Count how many lines in the material below hold the word "this"; the reply is that number alone.

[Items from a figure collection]
● ● ● ●
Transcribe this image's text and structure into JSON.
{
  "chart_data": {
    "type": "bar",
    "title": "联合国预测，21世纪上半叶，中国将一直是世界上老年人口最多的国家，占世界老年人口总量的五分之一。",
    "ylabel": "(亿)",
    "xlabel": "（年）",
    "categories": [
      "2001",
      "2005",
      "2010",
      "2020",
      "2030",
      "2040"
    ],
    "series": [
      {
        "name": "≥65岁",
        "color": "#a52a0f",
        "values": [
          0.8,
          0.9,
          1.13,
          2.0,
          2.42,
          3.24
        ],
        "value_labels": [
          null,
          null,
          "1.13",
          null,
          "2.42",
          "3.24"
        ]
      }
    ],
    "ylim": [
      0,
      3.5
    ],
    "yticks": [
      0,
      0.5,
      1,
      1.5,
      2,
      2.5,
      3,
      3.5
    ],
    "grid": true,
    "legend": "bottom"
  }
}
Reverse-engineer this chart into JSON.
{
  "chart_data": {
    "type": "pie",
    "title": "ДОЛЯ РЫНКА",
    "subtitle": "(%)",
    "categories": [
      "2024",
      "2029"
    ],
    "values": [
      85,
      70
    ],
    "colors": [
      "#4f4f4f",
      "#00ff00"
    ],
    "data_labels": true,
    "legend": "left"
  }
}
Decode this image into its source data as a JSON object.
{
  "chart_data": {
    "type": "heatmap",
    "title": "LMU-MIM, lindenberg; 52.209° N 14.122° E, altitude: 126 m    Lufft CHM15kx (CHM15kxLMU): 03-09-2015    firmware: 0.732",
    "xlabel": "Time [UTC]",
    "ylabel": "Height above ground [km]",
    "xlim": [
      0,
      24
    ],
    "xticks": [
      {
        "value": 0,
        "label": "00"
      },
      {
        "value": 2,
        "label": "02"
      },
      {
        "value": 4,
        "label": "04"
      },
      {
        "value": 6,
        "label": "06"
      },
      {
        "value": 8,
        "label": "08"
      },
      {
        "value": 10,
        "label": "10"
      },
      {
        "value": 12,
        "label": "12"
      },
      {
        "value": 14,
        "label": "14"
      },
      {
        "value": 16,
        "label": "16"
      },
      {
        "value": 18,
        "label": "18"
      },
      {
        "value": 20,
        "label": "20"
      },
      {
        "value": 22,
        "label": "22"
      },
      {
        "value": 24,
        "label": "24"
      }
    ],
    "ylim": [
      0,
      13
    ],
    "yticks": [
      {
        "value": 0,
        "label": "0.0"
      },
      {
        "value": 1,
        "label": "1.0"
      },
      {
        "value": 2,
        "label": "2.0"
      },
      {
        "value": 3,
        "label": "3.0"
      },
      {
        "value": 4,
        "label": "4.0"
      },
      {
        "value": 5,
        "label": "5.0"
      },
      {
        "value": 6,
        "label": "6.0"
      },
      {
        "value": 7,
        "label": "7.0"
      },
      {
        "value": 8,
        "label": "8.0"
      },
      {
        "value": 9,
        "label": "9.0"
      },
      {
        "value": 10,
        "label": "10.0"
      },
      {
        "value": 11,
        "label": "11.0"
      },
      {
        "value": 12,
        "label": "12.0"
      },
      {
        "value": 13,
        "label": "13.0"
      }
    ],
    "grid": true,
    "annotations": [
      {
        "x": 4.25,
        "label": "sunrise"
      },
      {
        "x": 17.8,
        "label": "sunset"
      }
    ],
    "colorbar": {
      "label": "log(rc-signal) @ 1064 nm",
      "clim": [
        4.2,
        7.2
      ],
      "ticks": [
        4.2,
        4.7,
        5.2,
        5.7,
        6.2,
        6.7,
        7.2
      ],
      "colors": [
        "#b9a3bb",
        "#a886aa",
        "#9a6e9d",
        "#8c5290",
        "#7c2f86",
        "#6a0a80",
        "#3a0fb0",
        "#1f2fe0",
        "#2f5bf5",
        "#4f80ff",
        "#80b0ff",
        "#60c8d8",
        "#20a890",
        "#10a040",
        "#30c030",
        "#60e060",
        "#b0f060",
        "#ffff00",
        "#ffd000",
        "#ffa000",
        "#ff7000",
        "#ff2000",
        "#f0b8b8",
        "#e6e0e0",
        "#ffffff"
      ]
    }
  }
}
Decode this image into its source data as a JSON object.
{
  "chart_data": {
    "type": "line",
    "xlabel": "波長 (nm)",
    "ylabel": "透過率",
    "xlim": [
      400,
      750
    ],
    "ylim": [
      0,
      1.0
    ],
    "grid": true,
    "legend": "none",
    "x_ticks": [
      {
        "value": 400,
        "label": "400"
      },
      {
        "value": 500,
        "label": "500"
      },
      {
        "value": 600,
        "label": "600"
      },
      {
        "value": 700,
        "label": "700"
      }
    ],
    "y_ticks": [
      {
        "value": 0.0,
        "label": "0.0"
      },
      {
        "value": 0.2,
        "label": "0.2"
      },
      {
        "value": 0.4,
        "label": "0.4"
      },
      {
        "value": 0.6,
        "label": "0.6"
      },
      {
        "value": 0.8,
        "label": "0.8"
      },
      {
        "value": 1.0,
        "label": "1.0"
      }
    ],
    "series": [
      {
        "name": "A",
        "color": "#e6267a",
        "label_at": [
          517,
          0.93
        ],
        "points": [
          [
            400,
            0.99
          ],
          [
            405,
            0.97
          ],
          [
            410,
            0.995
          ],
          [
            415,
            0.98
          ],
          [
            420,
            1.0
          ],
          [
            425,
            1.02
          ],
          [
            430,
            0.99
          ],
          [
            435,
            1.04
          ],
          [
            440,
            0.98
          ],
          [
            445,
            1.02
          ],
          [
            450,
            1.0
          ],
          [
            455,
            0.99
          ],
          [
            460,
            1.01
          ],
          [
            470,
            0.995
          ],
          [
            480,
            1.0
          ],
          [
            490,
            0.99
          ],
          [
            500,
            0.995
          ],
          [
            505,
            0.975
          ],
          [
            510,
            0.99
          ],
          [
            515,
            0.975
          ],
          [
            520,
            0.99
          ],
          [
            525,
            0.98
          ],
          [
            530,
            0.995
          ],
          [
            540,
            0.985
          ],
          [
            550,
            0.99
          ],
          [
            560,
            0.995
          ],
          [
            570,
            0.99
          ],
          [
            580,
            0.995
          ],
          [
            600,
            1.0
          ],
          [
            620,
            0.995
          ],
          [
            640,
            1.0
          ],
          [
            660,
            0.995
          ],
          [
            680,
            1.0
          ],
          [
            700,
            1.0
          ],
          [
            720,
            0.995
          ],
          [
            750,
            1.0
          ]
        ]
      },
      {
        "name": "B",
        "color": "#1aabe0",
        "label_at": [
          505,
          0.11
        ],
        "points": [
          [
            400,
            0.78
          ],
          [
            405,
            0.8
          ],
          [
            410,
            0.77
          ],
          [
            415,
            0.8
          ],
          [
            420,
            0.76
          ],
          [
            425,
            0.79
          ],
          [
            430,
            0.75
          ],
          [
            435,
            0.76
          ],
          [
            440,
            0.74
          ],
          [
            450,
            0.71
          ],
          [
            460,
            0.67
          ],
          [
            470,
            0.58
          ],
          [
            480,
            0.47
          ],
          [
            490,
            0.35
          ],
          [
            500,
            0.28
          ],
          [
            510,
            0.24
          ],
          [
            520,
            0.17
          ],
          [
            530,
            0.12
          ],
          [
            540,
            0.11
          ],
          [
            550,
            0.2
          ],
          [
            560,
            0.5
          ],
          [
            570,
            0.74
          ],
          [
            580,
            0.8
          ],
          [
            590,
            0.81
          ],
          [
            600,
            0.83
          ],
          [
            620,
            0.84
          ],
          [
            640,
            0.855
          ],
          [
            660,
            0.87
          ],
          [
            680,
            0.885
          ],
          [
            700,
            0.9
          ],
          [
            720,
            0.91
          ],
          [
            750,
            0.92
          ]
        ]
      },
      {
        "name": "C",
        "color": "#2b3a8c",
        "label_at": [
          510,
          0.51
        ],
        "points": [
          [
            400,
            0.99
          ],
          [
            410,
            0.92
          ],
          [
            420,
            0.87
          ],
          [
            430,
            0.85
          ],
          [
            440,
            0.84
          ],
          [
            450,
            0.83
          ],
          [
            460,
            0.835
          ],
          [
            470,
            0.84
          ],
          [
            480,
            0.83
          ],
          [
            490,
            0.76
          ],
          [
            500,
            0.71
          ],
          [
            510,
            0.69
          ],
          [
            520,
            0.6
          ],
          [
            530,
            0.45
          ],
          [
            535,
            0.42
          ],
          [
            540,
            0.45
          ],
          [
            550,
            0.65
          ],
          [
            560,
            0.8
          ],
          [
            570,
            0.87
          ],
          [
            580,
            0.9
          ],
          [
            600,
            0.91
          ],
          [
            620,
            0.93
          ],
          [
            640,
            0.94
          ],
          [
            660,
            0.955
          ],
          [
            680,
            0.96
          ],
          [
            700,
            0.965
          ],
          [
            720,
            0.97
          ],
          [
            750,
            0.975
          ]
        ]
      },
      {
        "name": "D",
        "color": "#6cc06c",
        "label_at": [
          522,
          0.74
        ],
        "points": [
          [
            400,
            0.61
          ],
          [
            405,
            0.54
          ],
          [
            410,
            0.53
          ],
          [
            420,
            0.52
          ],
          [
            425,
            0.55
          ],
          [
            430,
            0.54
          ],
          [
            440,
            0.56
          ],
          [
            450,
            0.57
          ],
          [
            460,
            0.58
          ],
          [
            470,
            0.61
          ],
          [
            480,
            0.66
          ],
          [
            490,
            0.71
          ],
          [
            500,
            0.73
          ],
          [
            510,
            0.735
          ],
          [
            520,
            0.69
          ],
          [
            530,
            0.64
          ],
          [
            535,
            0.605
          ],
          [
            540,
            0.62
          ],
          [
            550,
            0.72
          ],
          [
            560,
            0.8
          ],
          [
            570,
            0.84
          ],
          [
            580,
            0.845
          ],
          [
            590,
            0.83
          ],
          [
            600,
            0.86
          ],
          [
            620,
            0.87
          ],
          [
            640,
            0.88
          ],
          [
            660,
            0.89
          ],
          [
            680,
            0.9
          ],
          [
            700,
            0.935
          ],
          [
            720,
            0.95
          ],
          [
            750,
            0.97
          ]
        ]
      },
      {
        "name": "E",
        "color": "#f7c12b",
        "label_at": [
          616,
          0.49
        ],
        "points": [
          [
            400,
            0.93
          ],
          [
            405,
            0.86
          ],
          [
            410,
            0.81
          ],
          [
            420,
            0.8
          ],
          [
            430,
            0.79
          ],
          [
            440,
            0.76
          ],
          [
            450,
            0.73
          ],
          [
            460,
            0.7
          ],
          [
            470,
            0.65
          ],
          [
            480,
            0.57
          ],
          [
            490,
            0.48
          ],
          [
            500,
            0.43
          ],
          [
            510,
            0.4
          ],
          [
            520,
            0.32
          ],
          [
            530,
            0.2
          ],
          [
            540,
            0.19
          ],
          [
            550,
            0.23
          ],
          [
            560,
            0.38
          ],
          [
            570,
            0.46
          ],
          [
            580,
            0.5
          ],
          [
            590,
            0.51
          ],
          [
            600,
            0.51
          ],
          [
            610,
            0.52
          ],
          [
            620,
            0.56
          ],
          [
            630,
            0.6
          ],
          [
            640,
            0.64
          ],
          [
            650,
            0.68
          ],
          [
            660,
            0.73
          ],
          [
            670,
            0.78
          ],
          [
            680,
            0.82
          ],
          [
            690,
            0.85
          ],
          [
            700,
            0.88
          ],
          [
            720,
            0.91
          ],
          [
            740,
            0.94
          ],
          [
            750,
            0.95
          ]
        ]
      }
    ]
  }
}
● ● ● ●
§ **Solution**:
4